## [What you will do]
For each line in the data below that holds "основным", return a copy.

## [Recorded information]
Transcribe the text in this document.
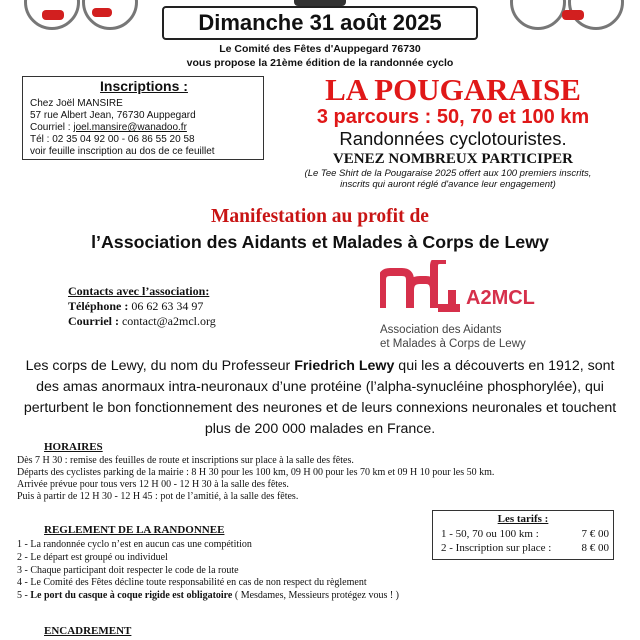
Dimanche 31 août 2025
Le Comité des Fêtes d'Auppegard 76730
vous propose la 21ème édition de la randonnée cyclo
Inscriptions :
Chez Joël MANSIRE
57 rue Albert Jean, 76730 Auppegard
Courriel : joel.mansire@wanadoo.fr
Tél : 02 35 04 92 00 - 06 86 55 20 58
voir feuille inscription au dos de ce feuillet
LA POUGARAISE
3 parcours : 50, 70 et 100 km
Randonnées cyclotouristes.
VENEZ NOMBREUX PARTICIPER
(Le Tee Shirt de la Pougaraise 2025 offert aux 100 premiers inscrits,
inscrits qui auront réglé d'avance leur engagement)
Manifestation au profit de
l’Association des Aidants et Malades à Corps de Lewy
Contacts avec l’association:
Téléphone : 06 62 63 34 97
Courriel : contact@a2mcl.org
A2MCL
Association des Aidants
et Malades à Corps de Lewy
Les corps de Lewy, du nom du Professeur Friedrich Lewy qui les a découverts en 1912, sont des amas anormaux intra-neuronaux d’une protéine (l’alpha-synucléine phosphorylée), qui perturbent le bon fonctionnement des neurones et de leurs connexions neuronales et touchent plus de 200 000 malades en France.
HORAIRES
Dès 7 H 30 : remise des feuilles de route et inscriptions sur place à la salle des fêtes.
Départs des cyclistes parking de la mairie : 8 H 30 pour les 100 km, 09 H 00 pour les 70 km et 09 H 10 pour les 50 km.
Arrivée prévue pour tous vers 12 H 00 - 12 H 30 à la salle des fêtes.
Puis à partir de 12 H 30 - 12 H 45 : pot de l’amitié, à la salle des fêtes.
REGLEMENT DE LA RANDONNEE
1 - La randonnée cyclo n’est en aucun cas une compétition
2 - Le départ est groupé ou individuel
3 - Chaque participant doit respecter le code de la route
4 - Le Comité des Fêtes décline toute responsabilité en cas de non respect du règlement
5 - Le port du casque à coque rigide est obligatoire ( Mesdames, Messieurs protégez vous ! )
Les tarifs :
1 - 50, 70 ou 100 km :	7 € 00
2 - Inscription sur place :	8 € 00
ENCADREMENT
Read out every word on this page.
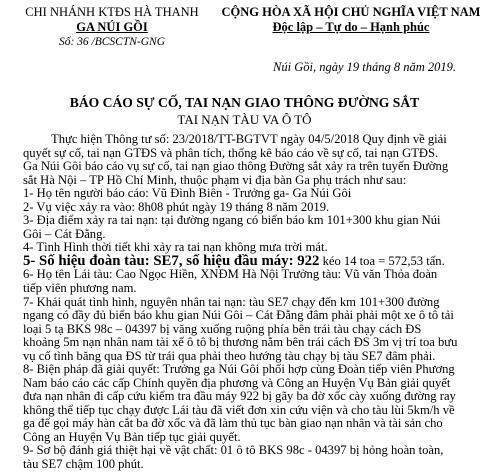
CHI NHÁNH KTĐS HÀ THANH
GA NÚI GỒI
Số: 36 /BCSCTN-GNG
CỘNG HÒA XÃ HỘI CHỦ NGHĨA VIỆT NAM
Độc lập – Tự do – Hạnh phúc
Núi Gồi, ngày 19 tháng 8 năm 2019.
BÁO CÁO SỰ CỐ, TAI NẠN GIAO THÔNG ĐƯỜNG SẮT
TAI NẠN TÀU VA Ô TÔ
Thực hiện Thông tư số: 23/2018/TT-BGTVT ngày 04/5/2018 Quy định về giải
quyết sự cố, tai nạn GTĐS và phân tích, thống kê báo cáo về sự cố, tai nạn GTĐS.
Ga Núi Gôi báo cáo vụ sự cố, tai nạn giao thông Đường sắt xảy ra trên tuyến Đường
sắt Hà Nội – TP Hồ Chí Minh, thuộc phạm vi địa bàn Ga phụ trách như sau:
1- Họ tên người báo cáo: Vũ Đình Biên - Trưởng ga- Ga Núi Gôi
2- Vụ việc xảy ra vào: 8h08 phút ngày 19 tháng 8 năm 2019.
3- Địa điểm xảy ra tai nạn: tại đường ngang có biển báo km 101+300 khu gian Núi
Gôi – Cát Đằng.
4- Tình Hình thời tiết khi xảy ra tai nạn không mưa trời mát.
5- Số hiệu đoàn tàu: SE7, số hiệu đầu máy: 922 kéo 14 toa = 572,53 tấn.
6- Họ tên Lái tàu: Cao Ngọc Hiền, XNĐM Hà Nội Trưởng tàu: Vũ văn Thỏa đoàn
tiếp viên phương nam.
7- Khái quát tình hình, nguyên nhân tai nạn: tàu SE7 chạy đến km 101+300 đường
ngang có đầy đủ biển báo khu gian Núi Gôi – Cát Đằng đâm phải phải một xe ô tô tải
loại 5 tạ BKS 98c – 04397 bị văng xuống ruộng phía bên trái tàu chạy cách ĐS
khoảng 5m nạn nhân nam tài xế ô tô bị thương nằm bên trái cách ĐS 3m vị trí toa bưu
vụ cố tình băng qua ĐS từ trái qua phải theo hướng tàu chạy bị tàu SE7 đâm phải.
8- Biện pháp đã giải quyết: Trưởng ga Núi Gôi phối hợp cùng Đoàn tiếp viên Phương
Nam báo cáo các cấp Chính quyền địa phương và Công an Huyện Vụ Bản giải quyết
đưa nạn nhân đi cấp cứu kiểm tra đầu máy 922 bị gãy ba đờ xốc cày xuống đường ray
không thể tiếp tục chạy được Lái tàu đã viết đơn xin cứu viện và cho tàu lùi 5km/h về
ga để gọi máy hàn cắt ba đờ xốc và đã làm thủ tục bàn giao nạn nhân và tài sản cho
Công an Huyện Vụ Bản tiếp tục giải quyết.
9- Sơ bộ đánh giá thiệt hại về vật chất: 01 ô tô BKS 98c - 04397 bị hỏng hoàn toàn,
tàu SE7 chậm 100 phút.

==

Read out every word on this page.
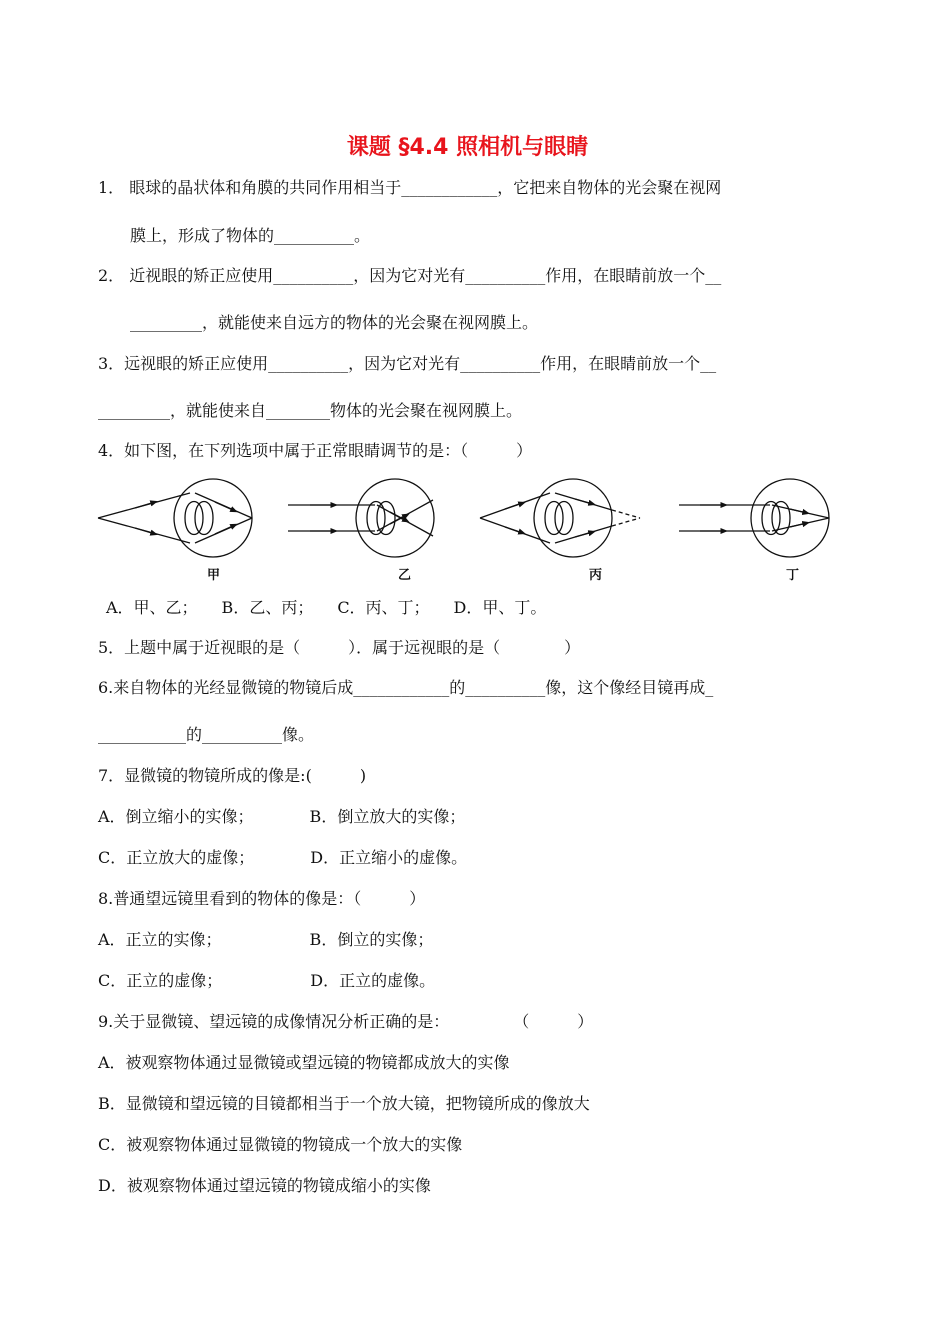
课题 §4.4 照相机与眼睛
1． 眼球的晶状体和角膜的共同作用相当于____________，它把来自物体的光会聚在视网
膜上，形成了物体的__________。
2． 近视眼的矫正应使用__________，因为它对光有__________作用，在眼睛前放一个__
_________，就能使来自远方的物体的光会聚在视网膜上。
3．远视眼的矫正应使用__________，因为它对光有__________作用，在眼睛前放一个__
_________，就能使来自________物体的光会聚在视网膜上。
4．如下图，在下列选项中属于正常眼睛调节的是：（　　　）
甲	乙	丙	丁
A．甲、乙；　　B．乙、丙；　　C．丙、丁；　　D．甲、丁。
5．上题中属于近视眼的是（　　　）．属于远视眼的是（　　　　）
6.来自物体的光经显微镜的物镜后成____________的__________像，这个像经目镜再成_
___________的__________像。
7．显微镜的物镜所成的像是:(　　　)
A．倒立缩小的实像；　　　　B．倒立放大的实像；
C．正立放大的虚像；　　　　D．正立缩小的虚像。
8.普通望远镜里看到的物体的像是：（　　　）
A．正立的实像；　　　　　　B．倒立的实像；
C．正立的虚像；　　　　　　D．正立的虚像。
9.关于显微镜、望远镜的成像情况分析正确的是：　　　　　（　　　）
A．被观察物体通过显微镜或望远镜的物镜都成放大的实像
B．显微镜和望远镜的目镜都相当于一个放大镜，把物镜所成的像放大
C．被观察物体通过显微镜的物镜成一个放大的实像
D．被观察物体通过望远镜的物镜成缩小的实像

--

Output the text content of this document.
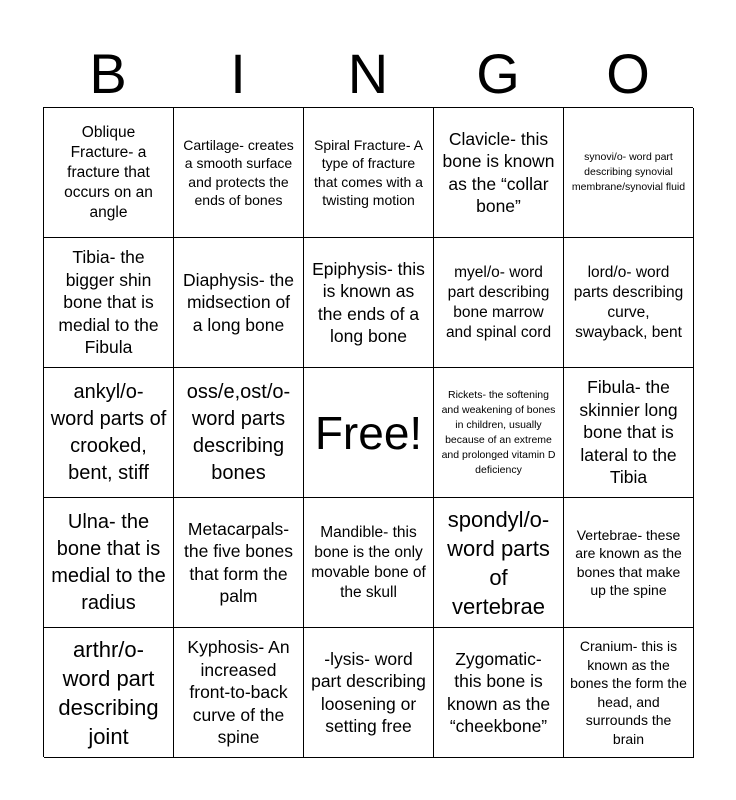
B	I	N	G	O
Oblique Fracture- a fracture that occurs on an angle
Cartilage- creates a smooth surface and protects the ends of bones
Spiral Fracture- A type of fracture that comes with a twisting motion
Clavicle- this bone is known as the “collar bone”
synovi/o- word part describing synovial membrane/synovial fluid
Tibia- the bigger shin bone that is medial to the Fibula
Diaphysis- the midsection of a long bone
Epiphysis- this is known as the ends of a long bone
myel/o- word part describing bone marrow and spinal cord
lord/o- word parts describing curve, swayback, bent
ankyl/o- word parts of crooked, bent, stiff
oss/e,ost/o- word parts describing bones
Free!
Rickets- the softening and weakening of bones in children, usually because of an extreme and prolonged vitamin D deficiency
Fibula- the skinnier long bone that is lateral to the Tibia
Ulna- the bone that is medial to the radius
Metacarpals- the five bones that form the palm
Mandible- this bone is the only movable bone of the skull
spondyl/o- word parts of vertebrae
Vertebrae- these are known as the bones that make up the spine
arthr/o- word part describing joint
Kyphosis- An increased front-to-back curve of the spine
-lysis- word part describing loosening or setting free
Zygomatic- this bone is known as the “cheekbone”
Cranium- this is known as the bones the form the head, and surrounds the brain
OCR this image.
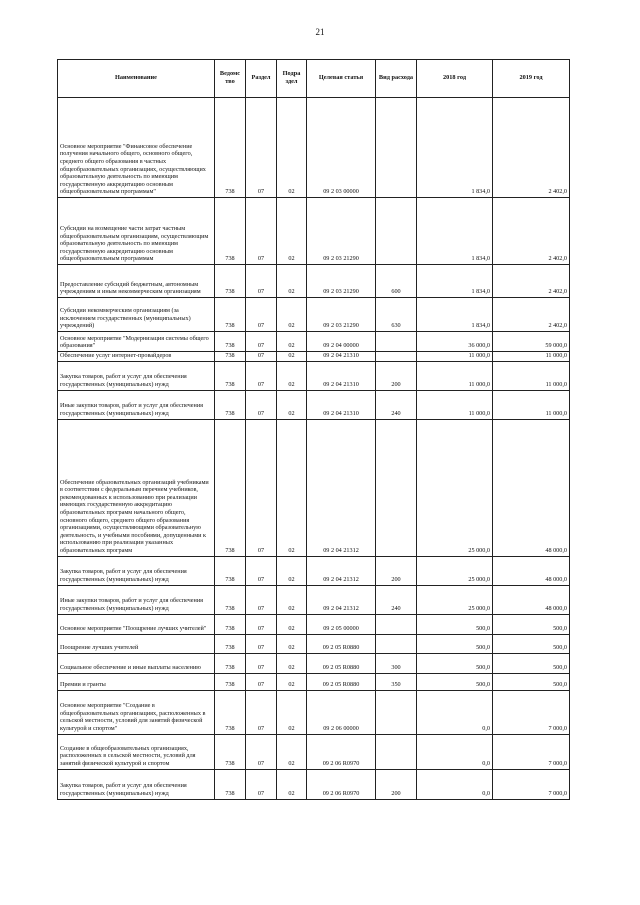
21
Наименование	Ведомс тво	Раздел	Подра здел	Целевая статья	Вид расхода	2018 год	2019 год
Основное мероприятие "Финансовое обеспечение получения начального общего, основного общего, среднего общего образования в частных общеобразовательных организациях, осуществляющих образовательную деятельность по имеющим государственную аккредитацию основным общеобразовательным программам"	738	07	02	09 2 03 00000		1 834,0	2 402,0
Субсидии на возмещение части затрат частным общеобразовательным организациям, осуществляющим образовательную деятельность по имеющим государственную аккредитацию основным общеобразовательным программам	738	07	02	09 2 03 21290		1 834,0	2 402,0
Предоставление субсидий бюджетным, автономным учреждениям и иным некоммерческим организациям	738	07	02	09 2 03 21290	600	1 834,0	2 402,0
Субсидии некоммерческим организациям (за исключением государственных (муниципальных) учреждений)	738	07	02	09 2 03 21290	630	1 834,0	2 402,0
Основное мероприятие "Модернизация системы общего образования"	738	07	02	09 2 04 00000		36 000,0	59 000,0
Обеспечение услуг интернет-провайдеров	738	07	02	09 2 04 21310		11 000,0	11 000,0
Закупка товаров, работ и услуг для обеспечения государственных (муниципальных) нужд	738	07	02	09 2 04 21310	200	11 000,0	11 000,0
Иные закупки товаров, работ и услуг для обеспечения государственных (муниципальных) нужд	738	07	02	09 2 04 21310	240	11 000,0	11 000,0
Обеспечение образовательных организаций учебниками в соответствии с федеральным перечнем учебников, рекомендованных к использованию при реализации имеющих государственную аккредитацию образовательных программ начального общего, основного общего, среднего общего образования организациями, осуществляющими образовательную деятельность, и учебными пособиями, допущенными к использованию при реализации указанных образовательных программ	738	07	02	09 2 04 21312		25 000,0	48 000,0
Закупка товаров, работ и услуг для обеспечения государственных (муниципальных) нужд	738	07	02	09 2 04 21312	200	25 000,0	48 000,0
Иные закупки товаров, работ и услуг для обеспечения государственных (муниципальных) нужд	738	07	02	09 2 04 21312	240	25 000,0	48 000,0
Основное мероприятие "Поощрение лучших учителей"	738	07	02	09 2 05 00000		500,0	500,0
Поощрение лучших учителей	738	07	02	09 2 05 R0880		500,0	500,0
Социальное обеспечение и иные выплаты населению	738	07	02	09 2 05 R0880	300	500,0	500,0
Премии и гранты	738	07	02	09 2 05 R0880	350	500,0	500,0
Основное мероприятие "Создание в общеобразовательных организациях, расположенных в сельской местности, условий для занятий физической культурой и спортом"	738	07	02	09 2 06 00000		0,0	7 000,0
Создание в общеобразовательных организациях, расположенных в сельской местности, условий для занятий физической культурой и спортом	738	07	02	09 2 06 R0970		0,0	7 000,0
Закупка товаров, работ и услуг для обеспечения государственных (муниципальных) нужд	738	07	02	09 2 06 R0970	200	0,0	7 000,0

## [Exercise output]
Основное мероприятие "Финансовое обеспечение получения начального общего, основного общего, среднего общего образования в частных общеобразовательных организациях, осуществляющих образовательную деятельность по имеющим государственную аккредитацию основным общеобразовательным программам"	738	07	02	09 2 03 00000		1 834,0	2 402,0
Субсидии на возмещение части затрат частным общеобразовательным организациям, осуществляющим образовательную деятельность по имеющим государственную аккредитацию основным общеобразовательным программам	738	07	02	09 2 03 21290		1 834,0	2 402,0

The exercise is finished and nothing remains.